** Start of Material provided **

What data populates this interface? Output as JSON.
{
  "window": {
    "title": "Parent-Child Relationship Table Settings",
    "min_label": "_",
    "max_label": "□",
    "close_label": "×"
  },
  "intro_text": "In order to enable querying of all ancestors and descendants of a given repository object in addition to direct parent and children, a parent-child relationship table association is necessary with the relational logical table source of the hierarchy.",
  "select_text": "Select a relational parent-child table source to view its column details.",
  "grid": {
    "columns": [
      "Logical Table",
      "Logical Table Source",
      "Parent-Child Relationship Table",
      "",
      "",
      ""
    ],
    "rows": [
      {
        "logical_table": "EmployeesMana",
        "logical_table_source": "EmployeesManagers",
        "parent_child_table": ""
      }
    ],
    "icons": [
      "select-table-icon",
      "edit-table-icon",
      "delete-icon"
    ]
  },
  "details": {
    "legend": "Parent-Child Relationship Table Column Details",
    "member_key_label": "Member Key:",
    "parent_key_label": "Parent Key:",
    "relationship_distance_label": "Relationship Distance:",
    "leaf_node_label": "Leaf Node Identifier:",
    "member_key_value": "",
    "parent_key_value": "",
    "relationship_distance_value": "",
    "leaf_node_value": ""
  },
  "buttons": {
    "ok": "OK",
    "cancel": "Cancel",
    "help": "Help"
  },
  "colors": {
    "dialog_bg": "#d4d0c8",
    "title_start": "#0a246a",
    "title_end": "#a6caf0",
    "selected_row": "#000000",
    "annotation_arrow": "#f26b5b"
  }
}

** End of Material provided **
** Start of Material provided **

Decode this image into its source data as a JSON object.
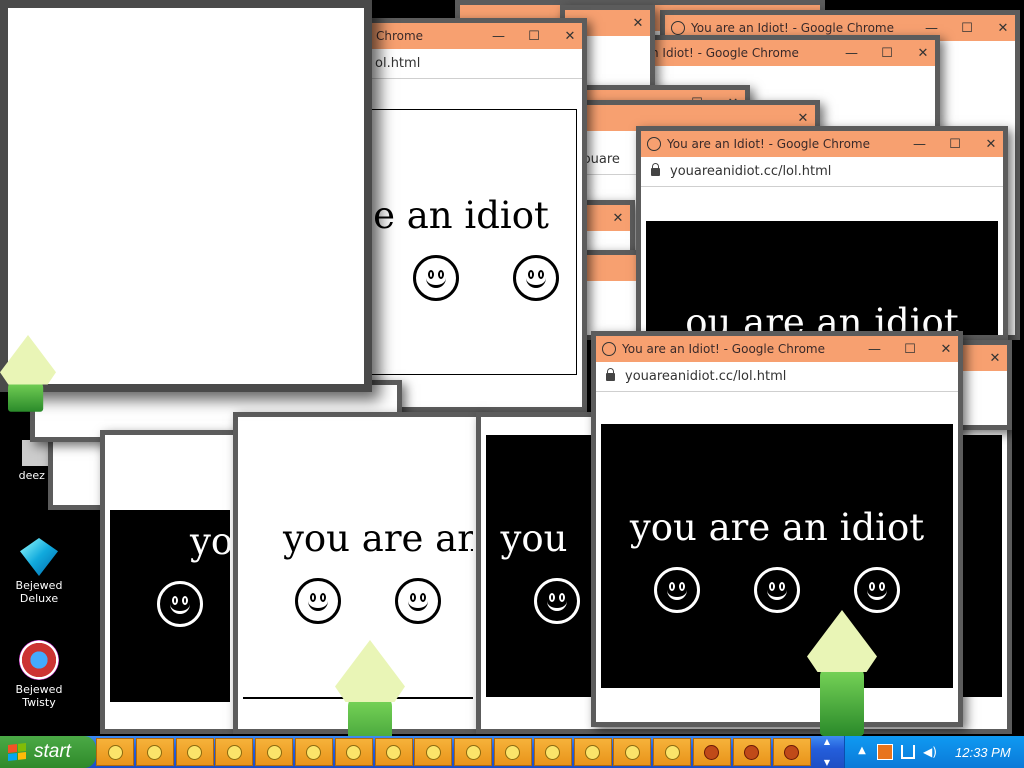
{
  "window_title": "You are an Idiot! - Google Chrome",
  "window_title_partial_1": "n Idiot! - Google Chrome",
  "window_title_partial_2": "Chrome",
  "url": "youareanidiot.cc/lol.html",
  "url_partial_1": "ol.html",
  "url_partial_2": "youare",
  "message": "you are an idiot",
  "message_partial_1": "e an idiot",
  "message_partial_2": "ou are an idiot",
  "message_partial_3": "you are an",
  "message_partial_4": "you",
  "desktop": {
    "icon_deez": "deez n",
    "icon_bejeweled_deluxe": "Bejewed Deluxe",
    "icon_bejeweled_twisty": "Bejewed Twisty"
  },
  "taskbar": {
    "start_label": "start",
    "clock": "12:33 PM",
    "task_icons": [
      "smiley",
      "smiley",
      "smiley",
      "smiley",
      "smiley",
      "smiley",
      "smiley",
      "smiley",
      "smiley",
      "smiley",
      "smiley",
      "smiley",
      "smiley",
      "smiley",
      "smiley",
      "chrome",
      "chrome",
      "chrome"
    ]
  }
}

** End of Material provided **
** Start of Material provided **

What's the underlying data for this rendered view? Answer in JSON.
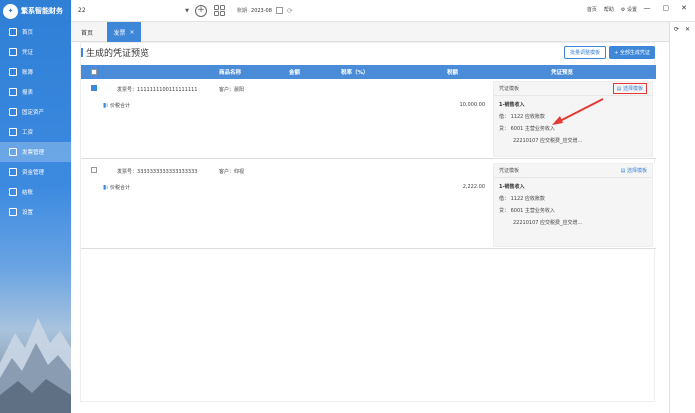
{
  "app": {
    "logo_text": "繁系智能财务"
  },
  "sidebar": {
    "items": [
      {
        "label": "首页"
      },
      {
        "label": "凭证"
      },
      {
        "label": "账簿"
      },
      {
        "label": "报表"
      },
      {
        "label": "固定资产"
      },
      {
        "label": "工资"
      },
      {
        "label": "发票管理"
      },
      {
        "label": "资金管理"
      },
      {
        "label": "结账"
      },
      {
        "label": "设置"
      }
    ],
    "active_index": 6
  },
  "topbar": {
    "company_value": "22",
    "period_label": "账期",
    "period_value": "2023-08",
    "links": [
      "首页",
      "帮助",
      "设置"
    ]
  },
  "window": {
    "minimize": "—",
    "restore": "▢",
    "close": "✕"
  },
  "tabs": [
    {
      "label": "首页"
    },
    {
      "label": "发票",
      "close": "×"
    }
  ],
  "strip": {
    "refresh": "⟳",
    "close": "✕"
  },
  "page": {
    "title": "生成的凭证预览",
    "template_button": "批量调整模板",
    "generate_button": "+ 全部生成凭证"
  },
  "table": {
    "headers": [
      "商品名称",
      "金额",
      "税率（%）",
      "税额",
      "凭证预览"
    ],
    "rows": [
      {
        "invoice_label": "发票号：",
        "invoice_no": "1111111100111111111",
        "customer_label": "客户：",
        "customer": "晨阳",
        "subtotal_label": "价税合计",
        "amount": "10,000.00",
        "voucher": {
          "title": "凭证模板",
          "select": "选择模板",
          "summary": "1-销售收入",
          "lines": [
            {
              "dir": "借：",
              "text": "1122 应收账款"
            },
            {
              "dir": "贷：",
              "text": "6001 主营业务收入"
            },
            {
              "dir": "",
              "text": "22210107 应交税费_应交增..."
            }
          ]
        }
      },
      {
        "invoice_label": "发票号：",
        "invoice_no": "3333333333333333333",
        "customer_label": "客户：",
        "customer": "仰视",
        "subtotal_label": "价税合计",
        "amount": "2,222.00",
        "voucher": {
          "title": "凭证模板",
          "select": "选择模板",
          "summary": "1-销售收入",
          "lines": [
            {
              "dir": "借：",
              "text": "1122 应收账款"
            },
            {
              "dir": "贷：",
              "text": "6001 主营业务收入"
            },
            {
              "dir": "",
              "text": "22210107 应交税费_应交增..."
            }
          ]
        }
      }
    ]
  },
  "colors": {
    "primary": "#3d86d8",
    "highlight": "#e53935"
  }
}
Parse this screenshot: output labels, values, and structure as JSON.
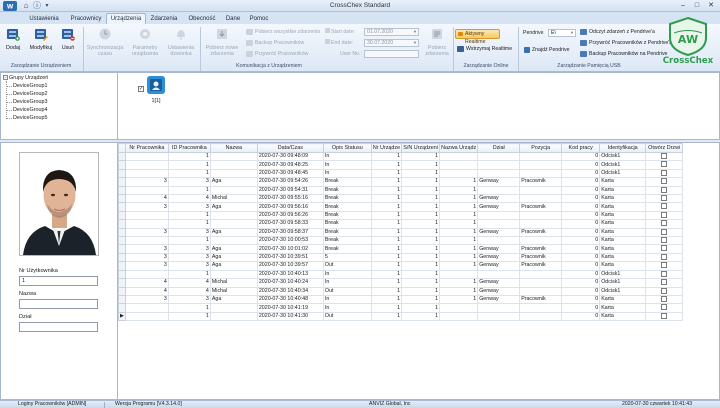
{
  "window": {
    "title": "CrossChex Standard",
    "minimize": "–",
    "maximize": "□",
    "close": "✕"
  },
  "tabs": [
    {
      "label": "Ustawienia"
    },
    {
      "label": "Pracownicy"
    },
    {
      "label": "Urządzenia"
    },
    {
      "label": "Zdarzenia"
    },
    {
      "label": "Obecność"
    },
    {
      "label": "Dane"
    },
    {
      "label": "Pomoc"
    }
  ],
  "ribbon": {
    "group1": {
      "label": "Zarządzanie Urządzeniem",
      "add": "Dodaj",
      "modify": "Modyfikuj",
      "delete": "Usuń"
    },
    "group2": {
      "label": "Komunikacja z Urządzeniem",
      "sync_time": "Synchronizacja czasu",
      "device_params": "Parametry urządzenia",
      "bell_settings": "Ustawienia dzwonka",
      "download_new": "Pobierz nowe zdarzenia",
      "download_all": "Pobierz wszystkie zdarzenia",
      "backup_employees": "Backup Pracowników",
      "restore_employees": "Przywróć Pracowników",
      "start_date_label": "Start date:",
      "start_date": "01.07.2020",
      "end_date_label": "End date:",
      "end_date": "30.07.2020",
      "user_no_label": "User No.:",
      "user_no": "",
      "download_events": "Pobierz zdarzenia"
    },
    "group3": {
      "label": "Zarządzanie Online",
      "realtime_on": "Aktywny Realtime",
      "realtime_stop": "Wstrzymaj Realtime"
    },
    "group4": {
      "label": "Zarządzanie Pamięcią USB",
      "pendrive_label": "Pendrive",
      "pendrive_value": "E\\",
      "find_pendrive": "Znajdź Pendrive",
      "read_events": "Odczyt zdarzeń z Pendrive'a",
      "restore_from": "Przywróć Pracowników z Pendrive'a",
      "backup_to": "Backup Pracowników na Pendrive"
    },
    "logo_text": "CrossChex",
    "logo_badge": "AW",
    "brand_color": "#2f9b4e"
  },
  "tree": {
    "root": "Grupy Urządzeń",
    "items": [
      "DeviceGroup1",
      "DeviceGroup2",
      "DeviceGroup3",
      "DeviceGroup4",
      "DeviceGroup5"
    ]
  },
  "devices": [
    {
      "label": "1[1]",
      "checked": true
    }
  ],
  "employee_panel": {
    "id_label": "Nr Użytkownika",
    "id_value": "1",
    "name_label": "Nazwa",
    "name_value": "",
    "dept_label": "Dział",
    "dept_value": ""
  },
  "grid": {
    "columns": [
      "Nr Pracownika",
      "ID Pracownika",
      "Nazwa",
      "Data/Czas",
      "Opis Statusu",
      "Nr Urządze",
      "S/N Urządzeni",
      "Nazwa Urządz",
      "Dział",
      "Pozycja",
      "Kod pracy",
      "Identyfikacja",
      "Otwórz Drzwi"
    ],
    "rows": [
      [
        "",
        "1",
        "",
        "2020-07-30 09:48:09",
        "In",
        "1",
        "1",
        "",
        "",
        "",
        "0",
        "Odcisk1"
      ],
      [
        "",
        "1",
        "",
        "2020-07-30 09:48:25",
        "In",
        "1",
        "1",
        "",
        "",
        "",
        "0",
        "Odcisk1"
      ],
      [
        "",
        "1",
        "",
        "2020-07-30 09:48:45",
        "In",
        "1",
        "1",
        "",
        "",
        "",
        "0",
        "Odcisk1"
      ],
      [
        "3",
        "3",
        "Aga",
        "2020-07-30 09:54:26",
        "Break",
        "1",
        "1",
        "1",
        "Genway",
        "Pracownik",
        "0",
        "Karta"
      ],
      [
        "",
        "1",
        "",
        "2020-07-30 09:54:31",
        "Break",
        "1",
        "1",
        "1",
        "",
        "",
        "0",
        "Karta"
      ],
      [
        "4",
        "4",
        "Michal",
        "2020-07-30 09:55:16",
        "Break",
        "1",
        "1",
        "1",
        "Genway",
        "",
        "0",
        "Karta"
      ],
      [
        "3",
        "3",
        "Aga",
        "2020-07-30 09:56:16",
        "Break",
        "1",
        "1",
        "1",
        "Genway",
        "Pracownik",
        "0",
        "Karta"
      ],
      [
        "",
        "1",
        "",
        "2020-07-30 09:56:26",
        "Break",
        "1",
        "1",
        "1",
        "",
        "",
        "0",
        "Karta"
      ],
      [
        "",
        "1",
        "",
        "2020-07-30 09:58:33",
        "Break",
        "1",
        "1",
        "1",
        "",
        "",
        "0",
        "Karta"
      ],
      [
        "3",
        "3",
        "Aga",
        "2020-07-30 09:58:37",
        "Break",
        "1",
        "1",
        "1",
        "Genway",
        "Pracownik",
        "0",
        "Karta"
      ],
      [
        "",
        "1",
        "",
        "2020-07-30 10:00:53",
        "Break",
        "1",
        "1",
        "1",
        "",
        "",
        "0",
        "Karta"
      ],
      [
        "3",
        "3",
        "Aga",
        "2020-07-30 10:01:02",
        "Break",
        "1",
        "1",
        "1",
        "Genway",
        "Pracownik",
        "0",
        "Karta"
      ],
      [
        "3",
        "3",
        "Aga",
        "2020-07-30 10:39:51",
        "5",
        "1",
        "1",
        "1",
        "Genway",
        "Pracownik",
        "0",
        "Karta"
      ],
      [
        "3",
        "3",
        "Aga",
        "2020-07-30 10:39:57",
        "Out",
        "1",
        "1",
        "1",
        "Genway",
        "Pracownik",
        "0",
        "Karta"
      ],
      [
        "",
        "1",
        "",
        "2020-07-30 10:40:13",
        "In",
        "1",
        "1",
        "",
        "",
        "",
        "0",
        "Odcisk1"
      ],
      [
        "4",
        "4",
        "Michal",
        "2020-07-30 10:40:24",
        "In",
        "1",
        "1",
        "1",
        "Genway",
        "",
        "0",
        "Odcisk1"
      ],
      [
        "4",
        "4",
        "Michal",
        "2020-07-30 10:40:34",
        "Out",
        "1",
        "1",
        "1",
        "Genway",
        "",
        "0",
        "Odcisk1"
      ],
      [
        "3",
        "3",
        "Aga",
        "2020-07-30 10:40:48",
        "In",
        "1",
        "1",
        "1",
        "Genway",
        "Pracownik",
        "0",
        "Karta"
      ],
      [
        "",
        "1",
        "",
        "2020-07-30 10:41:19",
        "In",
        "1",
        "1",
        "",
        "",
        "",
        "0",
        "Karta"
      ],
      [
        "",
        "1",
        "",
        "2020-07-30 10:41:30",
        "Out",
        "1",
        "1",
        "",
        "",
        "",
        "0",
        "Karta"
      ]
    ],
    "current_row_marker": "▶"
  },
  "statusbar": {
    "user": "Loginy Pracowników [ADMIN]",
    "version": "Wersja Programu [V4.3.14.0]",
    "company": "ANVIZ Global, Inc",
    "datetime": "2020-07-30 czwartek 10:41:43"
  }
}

** End of Material provided **

# Work to be completed
Pull every line containing "Google" from the data.

# Exercise solution
  "window_title": "You are an Idiot! - Google Chrome",
  "window_title_partial_1": "n Idiot! - Google Chrome",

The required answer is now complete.